* _SHORT EXERCISE_
Repeat the records exactly. Every line must match.

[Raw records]
****

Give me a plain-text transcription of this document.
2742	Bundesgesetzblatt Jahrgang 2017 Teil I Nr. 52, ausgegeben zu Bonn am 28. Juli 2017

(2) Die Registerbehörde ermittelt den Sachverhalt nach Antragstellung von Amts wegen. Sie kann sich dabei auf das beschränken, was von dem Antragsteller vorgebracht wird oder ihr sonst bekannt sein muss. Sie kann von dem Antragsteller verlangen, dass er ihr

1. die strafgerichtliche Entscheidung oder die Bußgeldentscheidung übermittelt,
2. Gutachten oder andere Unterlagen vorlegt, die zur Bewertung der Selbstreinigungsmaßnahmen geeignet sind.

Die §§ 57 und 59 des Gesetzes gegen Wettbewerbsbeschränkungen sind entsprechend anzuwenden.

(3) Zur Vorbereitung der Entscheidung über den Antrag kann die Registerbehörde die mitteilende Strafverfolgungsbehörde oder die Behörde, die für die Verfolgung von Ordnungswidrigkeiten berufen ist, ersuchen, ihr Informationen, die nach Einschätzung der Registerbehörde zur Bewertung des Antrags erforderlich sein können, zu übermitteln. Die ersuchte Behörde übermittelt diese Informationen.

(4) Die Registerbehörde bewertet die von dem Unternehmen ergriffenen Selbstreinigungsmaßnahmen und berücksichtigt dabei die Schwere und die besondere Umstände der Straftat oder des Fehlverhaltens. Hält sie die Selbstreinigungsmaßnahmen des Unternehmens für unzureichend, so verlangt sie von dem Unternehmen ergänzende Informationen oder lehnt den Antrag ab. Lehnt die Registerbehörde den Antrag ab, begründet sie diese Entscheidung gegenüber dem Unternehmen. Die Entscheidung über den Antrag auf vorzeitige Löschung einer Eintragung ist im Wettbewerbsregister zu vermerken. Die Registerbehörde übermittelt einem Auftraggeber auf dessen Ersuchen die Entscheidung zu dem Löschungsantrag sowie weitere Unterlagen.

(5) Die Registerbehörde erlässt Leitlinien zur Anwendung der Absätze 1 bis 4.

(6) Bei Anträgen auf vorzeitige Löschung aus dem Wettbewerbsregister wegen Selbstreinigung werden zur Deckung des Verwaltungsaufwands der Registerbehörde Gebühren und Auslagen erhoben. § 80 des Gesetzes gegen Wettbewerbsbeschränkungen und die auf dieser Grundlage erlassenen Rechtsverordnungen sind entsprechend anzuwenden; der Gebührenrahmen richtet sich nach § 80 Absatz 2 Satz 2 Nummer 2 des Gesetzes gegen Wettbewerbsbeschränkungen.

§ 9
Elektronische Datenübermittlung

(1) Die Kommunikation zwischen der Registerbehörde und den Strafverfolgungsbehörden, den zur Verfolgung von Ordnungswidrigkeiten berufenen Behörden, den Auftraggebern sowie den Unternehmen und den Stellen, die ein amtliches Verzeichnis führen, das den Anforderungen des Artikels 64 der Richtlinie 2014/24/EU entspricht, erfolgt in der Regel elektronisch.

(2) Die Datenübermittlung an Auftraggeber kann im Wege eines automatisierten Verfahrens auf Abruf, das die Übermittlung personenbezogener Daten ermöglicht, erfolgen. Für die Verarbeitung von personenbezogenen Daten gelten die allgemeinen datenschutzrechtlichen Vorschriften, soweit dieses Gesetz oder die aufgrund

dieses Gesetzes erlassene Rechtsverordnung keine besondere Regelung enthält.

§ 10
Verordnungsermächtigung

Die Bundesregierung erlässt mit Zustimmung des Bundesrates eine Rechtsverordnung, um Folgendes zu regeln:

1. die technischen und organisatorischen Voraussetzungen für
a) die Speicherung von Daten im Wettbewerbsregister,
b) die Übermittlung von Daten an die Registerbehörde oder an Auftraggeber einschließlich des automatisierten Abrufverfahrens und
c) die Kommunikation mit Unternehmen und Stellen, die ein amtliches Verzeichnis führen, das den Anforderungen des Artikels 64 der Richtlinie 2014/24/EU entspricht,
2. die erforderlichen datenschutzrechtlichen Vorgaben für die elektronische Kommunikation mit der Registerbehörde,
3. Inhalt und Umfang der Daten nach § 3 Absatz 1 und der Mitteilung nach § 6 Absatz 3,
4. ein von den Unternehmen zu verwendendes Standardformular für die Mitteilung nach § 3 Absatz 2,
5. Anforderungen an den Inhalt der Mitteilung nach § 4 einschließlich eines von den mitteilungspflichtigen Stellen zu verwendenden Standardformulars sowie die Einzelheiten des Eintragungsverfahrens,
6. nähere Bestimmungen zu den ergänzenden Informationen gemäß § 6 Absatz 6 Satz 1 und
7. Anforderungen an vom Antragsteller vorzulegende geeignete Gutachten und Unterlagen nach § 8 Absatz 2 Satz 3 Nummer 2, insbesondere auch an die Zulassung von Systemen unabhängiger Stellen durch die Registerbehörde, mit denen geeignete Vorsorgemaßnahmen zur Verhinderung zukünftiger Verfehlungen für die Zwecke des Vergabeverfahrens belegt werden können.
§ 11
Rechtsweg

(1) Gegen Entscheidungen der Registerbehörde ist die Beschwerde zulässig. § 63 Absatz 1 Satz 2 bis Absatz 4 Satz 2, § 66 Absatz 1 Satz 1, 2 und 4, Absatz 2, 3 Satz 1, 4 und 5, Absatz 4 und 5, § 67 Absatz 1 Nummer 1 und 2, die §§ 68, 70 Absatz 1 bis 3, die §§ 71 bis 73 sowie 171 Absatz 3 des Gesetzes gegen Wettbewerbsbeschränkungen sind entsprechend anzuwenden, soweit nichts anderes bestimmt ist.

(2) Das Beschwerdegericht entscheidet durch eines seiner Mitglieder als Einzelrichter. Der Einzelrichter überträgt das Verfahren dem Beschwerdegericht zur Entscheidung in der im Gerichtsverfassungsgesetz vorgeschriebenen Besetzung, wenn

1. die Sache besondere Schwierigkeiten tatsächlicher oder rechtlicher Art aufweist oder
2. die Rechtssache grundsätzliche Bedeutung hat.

****

* _ANSWER TO THE TASK_
Give me a plain-text transcription of this document.
2742	Bundesgesetzblatt Jahrgang 2017 Teil I Nr. 52, ausgegeben zu Bonn am 28. Juli 2017

(2) Die Registerbehörde ermittelt den Sachverhalt nach Antragstellung von Amts wegen. Sie kann sich dabei auf das beschränken, was von dem Antragsteller vorgebracht wird oder ihr sonst bekannt sein muss. Sie kann von dem Antragsteller verlangen, dass er ihr

1. die strafgerichtliche Entscheidung oder die Bußgeldentscheidung übermittelt,
2. Gutachten oder andere Unterlagen vorlegt, die zur Bewertung der Selbstreinigungsmaßnahmen geeignet sind.

Die §§ 57 und 59 des Gesetzes gegen Wettbewerbsbeschränkungen sind entsprechend anzuwenden.

(3) Zur Vorbereitung der Entscheidung über den Antrag kann die Registerbehörde die mitteilende Strafverfolgungsbehörde oder die Behörde, die für die Verfolgung von Ordnungswidrigkeiten berufen ist, ersuchen, ihr Informationen, die nach Einschätzung der Registerbehörde zur Bewertung des Antrags erforderlich sein können, zu übermitteln. Die ersuchte Behörde übermittelt diese Informationen.

(4) Die Registerbehörde bewertet die von dem Unternehmen ergriffenen Selbstreinigungsmaßnahmen und berücksichtigt dabei die Schwere und die besondere Umstände der Straftat oder des Fehlverhaltens. Hält sie die Selbstreinigungsmaßnahmen des Unternehmens für unzureichend, so verlangt sie von dem Unternehmen ergänzende Informationen oder lehnt den Antrag ab. Lehnt die Registerbehörde den Antrag ab, begründet sie diese Entscheidung gegenüber dem Unternehmen. Die Entscheidung über den Antrag auf vorzeitige Löschung einer Eintragung ist im Wettbewerbsregister zu vermerken. Die Registerbehörde übermittelt einem Auftraggeber auf dessen Ersuchen die Entscheidung zu dem Löschungsantrag sowie weitere Unterlagen.

(5) Die Registerbehörde erlässt Leitlinien zur Anwendung der Absätze 1 bis 4.

(6) Bei Anträgen auf vorzeitige Löschung aus dem Wettbewerbsregister wegen Selbstreinigung werden zur Deckung des Verwaltungsaufwands der Registerbehörde Gebühren und Auslagen erhoben. § 80 des Gesetzes gegen Wettbewerbsbeschränkungen und die auf dieser Grundlage erlassenen Rechtsverordnungen sind entsprechend anzuwenden; der Gebührenrahmen richtet sich nach § 80 Absatz 2 Satz 2 Nummer 2 des Gesetzes gegen Wettbewerbsbeschränkungen.

§ 9
Elektronische Datenübermittlung

(1) Die Kommunikation zwischen der Registerbehörde und den Strafverfolgungsbehörden, den zur Verfolgung von Ordnungswidrigkeiten berufenen Behörden, den Auftraggebern sowie den Unternehmen und den Stellen, die ein amtliches Verzeichnis führen, das den Anforderungen des Artikels 64 der Richtlinie 2014/24/EU entspricht, erfolgt in der Regel elektronisch.

(2) Die Datenübermittlung an Auftraggeber kann im Wege eines automatisierten Verfahrens auf Abruf, das die Übermittlung personenbezogener Daten ermöglicht, erfolgen. Für die Verarbeitung von personenbezogenen Daten gelten die allgemeinen datenschutzrechtlichen Vorschriften, soweit dieses Gesetz oder die aufgrund

dieses Gesetzes erlassene Rechtsverordnung keine besondere Regelung enthält.

§ 10
Verordnungsermächtigung

Die Bundesregierung erlässt mit Zustimmung des Bundesrates eine Rechtsverordnung, um Folgendes zu regeln:

1. die technischen und organisatorischen Voraussetzungen für
a) die Speicherung von Daten im Wettbewerbsregister,
b) die Übermittlung von Daten an die Registerbehörde oder an Auftraggeber einschließlich des automatisierten Abrufverfahrens und
c) die Kommunikation mit Unternehmen und Stellen, die ein amtliches Verzeichnis führen, das den Anforderungen des Artikels 64 der Richtlinie 2014/24/EU entspricht,
2. die erforderlichen datenschutzrechtlichen Vorgaben für die elektronische Kommunikation mit der Registerbehörde,
3. Inhalt und Umfang der Daten nach § 3 Absatz 1 und der Mitteilung nach § 6 Absatz 3,
4. ein von den Unternehmen zu verwendendes Standardformular für die Mitteilung nach § 3 Absatz 2,
5. Anforderungen an den Inhalt der Mitteilung nach § 4 einschließlich eines von den mitteilungspflichtigen Stellen zu verwendenden Standardformulars sowie die Einzelheiten des Eintragungsverfahrens,
6. nähere Bestimmungen zu den ergänzenden Informationen gemäß § 6 Absatz 6 Satz 1 und
7. Anforderungen an vom Antragsteller vorzulegende geeignete Gutachten und Unterlagen nach § 8 Absatz 2 Satz 3 Nummer 2, insbesondere auch an die Zulassung von Systemen unabhängiger Stellen durch die Registerbehörde, mit denen geeignete Vorsorgemaßnahmen zur Verhinderung zukünftiger Verfehlungen für die Zwecke des Vergabeverfahrens belegt werden können.
§ 11
Rechtsweg

(1) Gegen Entscheidungen der Registerbehörde ist die Beschwerde zulässig. § 63 Absatz 1 Satz 2 bis Absatz 4 Satz 2, § 66 Absatz 1 Satz 1, 2 und 4, Absatz 2, 3 Satz 1, 4 und 5, Absatz 4 und 5, § 67 Absatz 1 Nummer 1 und 2, die §§ 68, 70 Absatz 1 bis 3, die §§ 71 bis 73 sowie 171 Absatz 3 des Gesetzes gegen Wettbewerbsbeschränkungen sind entsprechend anzuwenden, soweit nichts anderes bestimmt ist.

(2) Das Beschwerdegericht entscheidet durch eines seiner Mitglieder als Einzelrichter. Der Einzelrichter überträgt das Verfahren dem Beschwerdegericht zur Entscheidung in der im Gerichtsverfassungsgesetz vorgeschriebenen Besetzung, wenn

1. die Sache besondere Schwierigkeiten tatsächlicher oder rechtlicher Art aufweist oder
2. die Rechtssache grundsätzliche Bedeutung hat.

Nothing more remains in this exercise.